**** Input data
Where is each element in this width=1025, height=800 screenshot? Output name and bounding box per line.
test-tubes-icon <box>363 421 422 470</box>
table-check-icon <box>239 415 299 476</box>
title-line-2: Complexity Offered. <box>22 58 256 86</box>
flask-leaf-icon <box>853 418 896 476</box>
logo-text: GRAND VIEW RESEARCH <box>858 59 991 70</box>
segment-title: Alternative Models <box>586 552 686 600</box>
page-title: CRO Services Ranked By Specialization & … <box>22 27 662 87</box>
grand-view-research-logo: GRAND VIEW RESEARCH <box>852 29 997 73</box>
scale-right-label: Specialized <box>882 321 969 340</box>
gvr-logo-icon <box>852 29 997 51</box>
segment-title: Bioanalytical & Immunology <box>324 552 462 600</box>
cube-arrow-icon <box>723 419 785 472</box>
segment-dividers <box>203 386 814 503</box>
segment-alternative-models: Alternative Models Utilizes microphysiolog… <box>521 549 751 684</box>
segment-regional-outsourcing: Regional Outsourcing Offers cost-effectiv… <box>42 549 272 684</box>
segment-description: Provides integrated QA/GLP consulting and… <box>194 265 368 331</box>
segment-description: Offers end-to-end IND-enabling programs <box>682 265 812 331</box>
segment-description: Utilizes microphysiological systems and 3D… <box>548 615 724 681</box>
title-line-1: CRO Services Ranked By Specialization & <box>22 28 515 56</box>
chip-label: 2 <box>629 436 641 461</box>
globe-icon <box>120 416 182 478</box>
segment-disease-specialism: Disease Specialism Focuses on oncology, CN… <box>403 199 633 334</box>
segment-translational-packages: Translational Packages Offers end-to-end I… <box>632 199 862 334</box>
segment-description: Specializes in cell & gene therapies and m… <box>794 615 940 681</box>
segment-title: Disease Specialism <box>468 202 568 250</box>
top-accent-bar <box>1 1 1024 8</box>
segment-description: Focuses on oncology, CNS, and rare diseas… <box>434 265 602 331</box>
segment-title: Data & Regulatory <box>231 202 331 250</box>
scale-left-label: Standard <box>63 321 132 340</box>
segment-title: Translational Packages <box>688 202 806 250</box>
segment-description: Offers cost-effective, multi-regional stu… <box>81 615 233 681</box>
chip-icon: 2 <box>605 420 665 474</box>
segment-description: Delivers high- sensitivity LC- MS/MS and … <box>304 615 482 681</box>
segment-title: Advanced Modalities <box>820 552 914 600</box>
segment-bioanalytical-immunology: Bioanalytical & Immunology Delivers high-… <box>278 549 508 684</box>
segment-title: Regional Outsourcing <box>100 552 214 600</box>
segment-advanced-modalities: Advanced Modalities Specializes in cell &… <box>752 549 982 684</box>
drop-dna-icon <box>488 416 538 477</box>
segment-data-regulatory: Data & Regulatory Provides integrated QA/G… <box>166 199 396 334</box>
********
:: Task objective ::
Your answer must be an exact copy of all the entries.

:: Answer for the task ::
Where is each element in this width=1025, height=800 screenshot? Output name and bounding box per line.
test-tubes-icon <box>363 421 422 470</box>
table-check-icon <box>239 415 299 476</box>
title-line-2: Complexity Offered. <box>22 58 256 86</box>
flask-leaf-icon <box>853 418 896 476</box>
logo-text: GRAND VIEW RESEARCH <box>858 59 991 70</box>
segment-title: Alternative Models <box>586 552 686 600</box>
page-title: CRO Services Ranked By Specialization & … <box>22 27 662 87</box>
grand-view-research-logo: GRAND VIEW RESEARCH <box>852 29 997 73</box>
scale-right-label: Specialized <box>882 321 969 340</box>
gvr-logo-icon <box>852 29 997 51</box>
segment-title: Bioanalytical & Immunology <box>324 552 462 600</box>
cube-arrow-icon <box>723 419 785 472</box>
segment-dividers <box>203 386 814 503</box>
segment-alternative-models: Alternative Models Utilizes microphysiolog… <box>521 549 751 684</box>
segment-regional-outsourcing: Regional Outsourcing Offers cost-effectiv… <box>42 549 272 684</box>
segment-description: Provides integrated QA/GLP consulting and… <box>194 265 368 331</box>
segment-description: Offers end-to-end IND-enabling programs <box>682 265 812 331</box>
segment-description: Utilizes microphysiological systems and 3D… <box>548 615 724 681</box>
title-line-1: CRO Services Ranked By Specialization & <box>22 28 515 56</box>
chip-label: 2 <box>629 436 641 461</box>
globe-icon <box>120 416 182 478</box>
segment-disease-specialism: Disease Specialism Focuses on oncology, CN… <box>403 199 633 334</box>
segment-translational-packages: Translational Packages Offers end-to-end I… <box>632 199 862 334</box>
segment-description: Specializes in cell & gene therapies and m… <box>794 615 940 681</box>
segment-title: Disease Specialism <box>468 202 568 250</box>
top-accent-bar <box>1 1 1024 8</box>
segment-description: Focuses on oncology, CNS, and rare diseas… <box>434 265 602 331</box>
segment-title: Data & Regulatory <box>231 202 331 250</box>
scale-left-label: Standard <box>63 321 132 340</box>
segment-title: Translational Packages <box>688 202 806 250</box>
segment-description: Offers cost-effective, multi-regional stu… <box>81 615 233 681</box>
chip-icon: 2 <box>605 420 665 474</box>
segment-description: Delivers high- sensitivity LC- MS/MS and … <box>304 615 482 681</box>
segment-title: Advanced Modalities <box>820 552 914 600</box>
segment-bioanalytical-immunology: Bioanalytical & Immunology Delivers high-… <box>278 549 508 684</box>
segment-title: Regional Outsourcing <box>100 552 214 600</box>
segment-advanced-modalities: Advanced Modalities Specializes in cell &… <box>752 549 982 684</box>
drop-dna-icon <box>488 416 538 477</box>
segment-data-regulatory: Data & Regulatory Provides integrated QA/G… <box>166 199 396 334</box>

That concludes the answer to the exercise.